Task objective. Repeat the listing below in full, exactly as it stands.

Dataset items.
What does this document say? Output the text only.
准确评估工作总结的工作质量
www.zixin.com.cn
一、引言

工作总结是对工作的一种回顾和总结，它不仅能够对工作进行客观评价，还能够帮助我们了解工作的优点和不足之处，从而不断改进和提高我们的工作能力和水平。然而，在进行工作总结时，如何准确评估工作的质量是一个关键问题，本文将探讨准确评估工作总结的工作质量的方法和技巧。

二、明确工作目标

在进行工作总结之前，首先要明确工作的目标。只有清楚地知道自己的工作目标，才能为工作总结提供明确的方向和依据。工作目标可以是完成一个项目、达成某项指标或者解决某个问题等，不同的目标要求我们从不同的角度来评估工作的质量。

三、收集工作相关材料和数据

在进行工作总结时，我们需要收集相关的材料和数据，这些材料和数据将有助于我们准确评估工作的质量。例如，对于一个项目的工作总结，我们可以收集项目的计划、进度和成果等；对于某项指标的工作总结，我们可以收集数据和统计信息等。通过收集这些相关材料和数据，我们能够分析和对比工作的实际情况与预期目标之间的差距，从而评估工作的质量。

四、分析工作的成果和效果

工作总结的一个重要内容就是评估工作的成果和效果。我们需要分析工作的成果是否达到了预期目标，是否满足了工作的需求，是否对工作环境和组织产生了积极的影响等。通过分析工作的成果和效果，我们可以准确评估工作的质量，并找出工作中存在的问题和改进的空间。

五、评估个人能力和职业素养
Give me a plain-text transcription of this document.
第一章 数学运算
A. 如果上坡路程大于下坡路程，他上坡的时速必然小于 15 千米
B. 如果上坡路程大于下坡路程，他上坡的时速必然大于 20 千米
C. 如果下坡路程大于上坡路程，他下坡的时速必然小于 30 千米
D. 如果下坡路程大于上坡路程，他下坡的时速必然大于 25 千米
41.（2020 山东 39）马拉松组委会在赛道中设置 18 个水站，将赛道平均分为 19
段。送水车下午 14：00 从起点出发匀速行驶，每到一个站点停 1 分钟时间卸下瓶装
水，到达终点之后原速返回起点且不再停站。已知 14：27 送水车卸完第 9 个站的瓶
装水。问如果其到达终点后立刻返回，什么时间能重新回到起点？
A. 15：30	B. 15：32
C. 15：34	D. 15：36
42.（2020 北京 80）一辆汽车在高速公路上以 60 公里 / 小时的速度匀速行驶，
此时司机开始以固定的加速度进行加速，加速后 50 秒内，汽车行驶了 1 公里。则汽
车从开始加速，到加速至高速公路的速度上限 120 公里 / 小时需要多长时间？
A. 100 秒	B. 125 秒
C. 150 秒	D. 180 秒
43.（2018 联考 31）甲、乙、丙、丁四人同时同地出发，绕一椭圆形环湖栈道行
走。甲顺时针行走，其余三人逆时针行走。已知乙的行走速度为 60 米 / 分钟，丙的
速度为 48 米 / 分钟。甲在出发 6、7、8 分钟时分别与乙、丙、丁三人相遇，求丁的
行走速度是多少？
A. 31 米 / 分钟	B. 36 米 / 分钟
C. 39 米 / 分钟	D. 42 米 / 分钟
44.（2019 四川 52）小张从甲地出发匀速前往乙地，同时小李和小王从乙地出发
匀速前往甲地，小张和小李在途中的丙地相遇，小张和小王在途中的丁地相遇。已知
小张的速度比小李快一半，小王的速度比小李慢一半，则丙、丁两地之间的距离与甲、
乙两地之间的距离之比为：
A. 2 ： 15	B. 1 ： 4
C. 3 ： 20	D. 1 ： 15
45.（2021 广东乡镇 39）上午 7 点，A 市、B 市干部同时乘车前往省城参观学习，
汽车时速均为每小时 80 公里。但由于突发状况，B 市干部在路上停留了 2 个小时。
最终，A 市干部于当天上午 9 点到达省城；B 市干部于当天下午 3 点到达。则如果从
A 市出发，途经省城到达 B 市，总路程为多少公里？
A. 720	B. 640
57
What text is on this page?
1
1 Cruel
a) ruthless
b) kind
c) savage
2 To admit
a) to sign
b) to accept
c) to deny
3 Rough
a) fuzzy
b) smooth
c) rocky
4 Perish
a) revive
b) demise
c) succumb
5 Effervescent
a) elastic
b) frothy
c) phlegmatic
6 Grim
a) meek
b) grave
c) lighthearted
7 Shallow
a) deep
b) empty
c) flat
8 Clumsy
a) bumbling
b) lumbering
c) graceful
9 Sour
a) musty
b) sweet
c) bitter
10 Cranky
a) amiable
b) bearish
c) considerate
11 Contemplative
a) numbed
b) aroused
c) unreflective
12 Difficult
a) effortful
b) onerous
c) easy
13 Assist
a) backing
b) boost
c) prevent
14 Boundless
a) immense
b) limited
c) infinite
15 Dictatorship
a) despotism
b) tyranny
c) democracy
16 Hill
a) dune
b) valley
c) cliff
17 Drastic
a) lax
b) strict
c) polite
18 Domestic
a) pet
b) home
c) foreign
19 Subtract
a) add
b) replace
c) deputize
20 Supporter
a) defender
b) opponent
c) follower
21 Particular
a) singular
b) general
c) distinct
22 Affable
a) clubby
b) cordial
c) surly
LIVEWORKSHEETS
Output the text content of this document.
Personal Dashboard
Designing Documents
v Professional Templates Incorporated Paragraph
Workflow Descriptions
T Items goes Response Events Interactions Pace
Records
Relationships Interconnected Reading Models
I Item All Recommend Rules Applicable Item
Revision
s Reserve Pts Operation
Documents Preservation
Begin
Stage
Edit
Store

Answer to this problem.
What does this document say? Output the text only.
准确评估工作总结的工作质量
www.zixin.com.cn
一、引言

工作总结是对工作的一种回顾和总结，它不仅能够对工作进行客观评价，还能够帮助我们了解工作的优点和不足之处，从而不断改进和提高我们的工作能力和水平。然而，在进行工作总结时，如何准确评估工作的质量是一个关键问题，本文将探讨准确评估工作总结的工作质量的方法和技巧。

二、明确工作目标

在进行工作总结之前，首先要明确工作的目标。只有清楚地知道自己的工作目标，才能为工作总结提供明确的方向和依据。工作目标可以是完成一个项目、达成某项指标或者解决某个问题等，不同的目标要求我们从不同的角度来评估工作的质量。

三、收集工作相关材料和数据

在进行工作总结时，我们需要收集相关的材料和数据，这些材料和数据将有助于我们准确评估工作的质量。例如，对于一个项目的工作总结，我们可以收集项目的计划、进度和成果等；对于某项指标的工作总结，我们可以收集数据和统计信息等。通过收集这些相关材料和数据，我们能够分析和对比工作的实际情况与预期目标之间的差距，从而评估工作的质量。

四、分析工作的成果和效果

工作总结的一个重要内容就是评估工作的成果和效果。我们需要分析工作的成果是否达到了预期目标，是否满足了工作的需求，是否对工作环境和组织产生了积极的影响等。通过分析工作的成果和效果，我们可以准确评估工作的质量，并找出工作中存在的问题和改进的空间。

五、评估个人能力和职业素养
Give me a plain-text transcription of this document.
第一章 数学运算
A. 如果上坡路程大于下坡路程，他上坡的时速必然小于 15 千米
B. 如果上坡路程大于下坡路程，他上坡的时速必然大于 20 千米
C. 如果下坡路程大于上坡路程，他下坡的时速必然小于 30 千米
D. 如果下坡路程大于上坡路程，他下坡的时速必然大于 25 千米
41.（2020 山东 39）马拉松组委会在赛道中设置 18 个水站，将赛道平均分为 19
段。送水车下午 14：00 从起点出发匀速行驶，每到一个站点停 1 分钟时间卸下瓶装
水，到达终点之后原速返回起点且不再停站。已知 14：27 送水车卸完第 9 个站的瓶
装水。问如果其到达终点后立刻返回，什么时间能重新回到起点？
A. 15：30	B. 15：32
C. 15：34	D. 15：36
42.（2020 北京 80）一辆汽车在高速公路上以 60 公里 / 小时的速度匀速行驶，
此时司机开始以固定的加速度进行加速，加速后 50 秒内，汽车行驶了 1 公里。则汽
车从开始加速，到加速至高速公路的速度上限 120 公里 / 小时需要多长时间？
A. 100 秒	B. 125 秒
C. 150 秒	D. 180 秒
43.（2018 联考 31）甲、乙、丙、丁四人同时同地出发，绕一椭圆形环湖栈道行
走。甲顺时针行走，其余三人逆时针行走。已知乙的行走速度为 60 米 / 分钟，丙的
速度为 48 米 / 分钟。甲在出发 6、7、8 分钟时分别与乙、丙、丁三人相遇，求丁的
行走速度是多少？
A. 31 米 / 分钟	B. 36 米 / 分钟
C. 39 米 / 分钟	D. 42 米 / 分钟
44.（2019 四川 52）小张从甲地出发匀速前往乙地，同时小李和小王从乙地出发
匀速前往甲地，小张和小李在途中的丙地相遇，小张和小王在途中的丁地相遇。已知
小张的速度比小李快一半，小王的速度比小李慢一半，则丙、丁两地之间的距离与甲、
乙两地之间的距离之比为：
A. 2 ： 15	B. 1 ： 4
C. 3 ： 20	D. 1 ： 15
45.（2021 广东乡镇 39）上午 7 点，A 市、B 市干部同时乘车前往省城参观学习，
汽车时速均为每小时 80 公里。但由于突发状况，B 市干部在路上停留了 2 个小时。
最终，A 市干部于当天上午 9 点到达省城；B 市干部于当天下午 3 点到达。则如果从
A 市出发，途经省城到达 B 市，总路程为多少公里？
A. 720	B. 640
57
What text is on this page?
1
1 Cruel
a) ruthless
b) kind
c) savage
2 To admit
a) to sign
b) to accept
c) to deny
3 Rough
a) fuzzy
b) smooth
c) rocky
4 Perish
a) revive
b) demise
c) succumb
5 Effervescent
a) elastic
b) frothy
c) phlegmatic
6 Grim
a) meek
b) grave
c) lighthearted
7 Shallow
a) deep
b) empty
c) flat
8 Clumsy
a) bumbling
b) lumbering
c) graceful
9 Sour
a) musty
b) sweet
c) bitter
10 Cranky
a) amiable
b) bearish
c) considerate
11 Contemplative
a) numbed
b) aroused
c) unreflective
12 Difficult
a) effortful
b) onerous
c) easy
13 Assist
a) backing
b) boost
c) prevent
14 Boundless
a) immense
b) limited
c) infinite
15 Dictatorship
a) despotism
b) tyranny
c) democracy
16 Hill
a) dune
b) valley
c) cliff
17 Drastic
a) lax
b) strict
c) polite
18 Domestic
a) pet
b) home
c) foreign
19 Subtract
a) add
b) replace
c) deputize
20 Supporter
a) defender
b) opponent
c) follower
21 Particular
a) singular
b) general
c) distinct
22 Affable
a) clubby
b) cordial
c) surly
LIVEWORKSHEETS
Output the text content of this document.
Personal Dashboard
Designing Documents
v Professional Templates Incorporated Paragraph
Workflow Descriptions
T Items goes Response Events Interactions Pace
Records
Relationships Interconnected Reading Models
I Item All Recommend Rules Applicable Item
Revision
s Reserve Pts Operation
Documents Preservation
Begin
Stage
Edit
Store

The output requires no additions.